* start *

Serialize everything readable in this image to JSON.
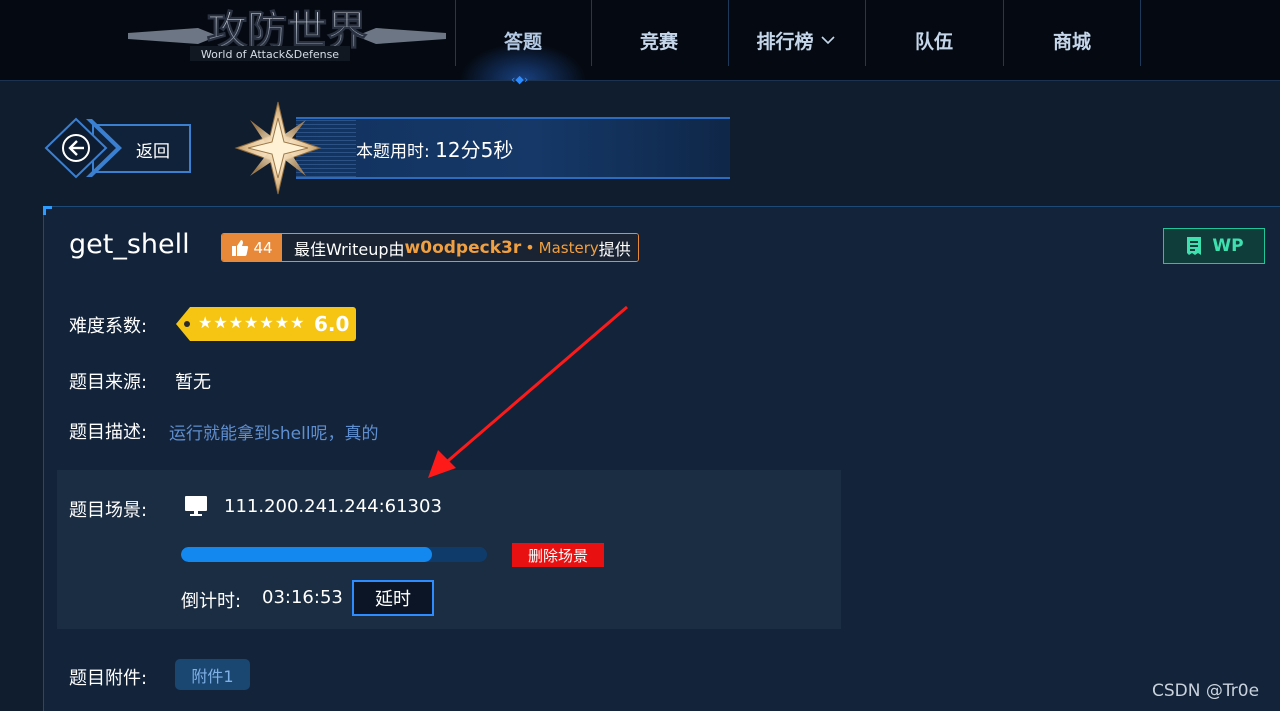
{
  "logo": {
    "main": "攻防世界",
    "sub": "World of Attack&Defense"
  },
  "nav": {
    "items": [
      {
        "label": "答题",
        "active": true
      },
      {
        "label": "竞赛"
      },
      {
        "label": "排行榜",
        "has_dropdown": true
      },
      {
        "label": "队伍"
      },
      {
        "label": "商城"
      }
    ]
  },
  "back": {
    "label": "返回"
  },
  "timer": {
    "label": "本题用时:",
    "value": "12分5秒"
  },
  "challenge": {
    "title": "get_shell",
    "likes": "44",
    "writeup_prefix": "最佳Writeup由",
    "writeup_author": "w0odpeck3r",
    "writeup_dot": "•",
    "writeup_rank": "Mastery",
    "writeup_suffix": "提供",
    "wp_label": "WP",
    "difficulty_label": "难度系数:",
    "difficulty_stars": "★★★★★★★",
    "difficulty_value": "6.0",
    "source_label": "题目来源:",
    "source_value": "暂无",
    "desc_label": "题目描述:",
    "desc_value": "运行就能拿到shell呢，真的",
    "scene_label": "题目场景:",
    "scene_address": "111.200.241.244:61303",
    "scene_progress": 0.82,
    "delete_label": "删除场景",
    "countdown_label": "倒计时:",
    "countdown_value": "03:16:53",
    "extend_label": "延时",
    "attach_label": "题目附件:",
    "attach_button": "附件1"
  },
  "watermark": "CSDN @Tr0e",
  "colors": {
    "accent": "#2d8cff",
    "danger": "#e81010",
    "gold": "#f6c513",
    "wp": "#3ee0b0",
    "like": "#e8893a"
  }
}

* end *
* start *

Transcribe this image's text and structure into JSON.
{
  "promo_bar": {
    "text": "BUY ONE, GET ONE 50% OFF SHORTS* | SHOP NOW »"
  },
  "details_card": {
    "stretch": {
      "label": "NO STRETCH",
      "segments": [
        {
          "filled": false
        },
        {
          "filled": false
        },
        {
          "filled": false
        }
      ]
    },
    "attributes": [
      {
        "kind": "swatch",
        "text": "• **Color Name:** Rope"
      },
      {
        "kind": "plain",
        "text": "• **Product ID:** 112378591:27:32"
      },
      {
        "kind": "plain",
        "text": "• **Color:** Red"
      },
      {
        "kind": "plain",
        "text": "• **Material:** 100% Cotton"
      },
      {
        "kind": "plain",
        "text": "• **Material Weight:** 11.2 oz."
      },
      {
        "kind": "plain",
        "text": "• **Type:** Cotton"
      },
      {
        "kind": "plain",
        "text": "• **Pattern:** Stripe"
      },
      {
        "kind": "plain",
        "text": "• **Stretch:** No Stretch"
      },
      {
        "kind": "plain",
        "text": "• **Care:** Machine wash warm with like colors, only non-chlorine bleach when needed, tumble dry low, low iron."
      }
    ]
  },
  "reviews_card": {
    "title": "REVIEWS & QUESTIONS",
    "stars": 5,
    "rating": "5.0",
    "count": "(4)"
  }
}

* end *
* start *

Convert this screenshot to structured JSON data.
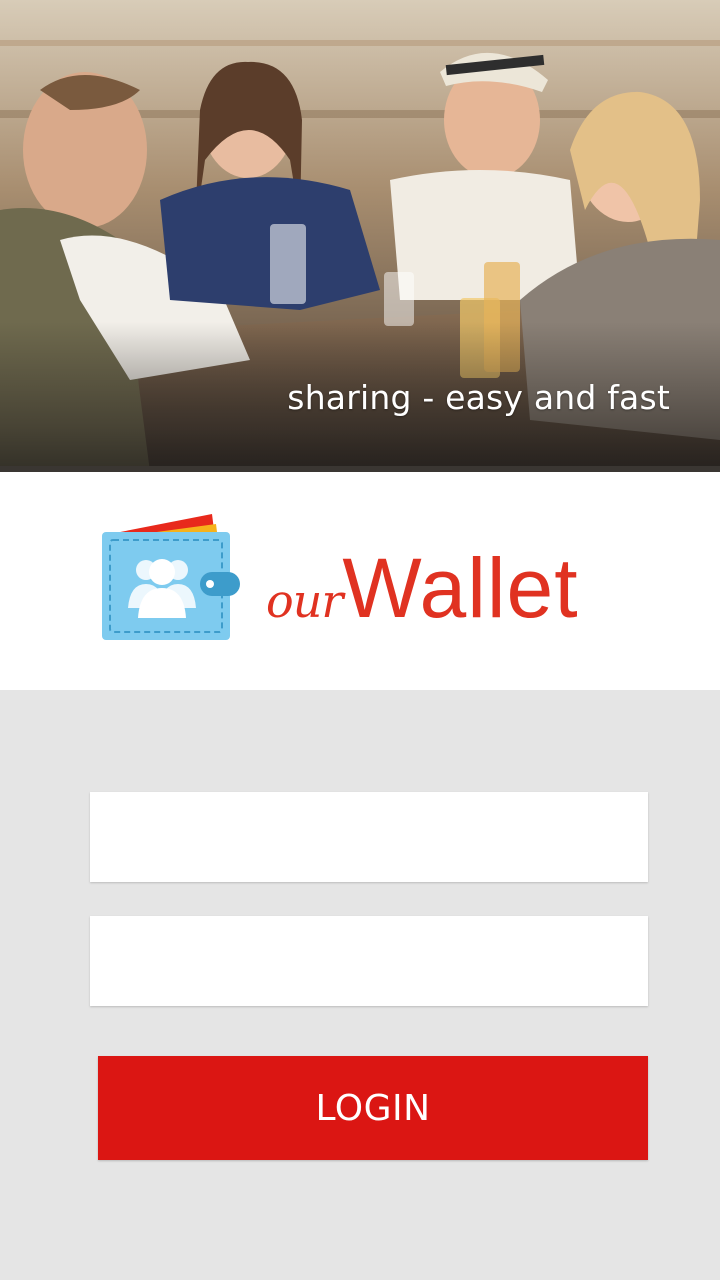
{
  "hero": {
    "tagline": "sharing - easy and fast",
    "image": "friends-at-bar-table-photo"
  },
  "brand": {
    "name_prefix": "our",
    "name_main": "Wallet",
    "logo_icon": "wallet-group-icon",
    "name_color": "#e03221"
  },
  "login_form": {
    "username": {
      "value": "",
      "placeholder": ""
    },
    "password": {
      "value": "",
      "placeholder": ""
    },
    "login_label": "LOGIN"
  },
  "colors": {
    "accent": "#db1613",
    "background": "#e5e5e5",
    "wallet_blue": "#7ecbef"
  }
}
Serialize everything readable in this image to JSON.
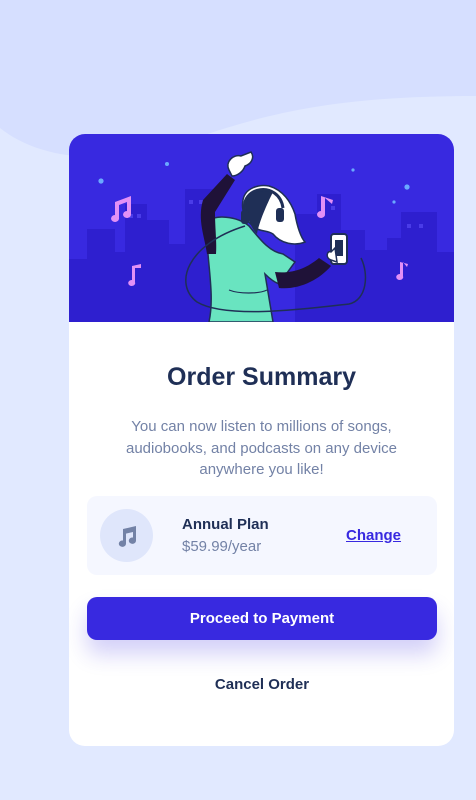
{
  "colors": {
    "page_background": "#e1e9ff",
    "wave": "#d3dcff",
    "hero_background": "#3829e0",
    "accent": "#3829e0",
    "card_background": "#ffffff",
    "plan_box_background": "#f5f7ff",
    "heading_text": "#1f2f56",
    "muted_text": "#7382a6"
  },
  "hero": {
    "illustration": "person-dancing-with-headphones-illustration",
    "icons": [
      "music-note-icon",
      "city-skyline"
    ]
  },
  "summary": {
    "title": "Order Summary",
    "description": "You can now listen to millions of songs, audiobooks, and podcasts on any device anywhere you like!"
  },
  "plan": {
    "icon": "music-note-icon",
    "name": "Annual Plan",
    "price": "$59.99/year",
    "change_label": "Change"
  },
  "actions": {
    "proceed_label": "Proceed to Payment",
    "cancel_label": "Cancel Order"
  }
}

* end *

Each line that contains the string "Material" counts once; say how many there are and nothing else.

> [Reply to the exercise]: 2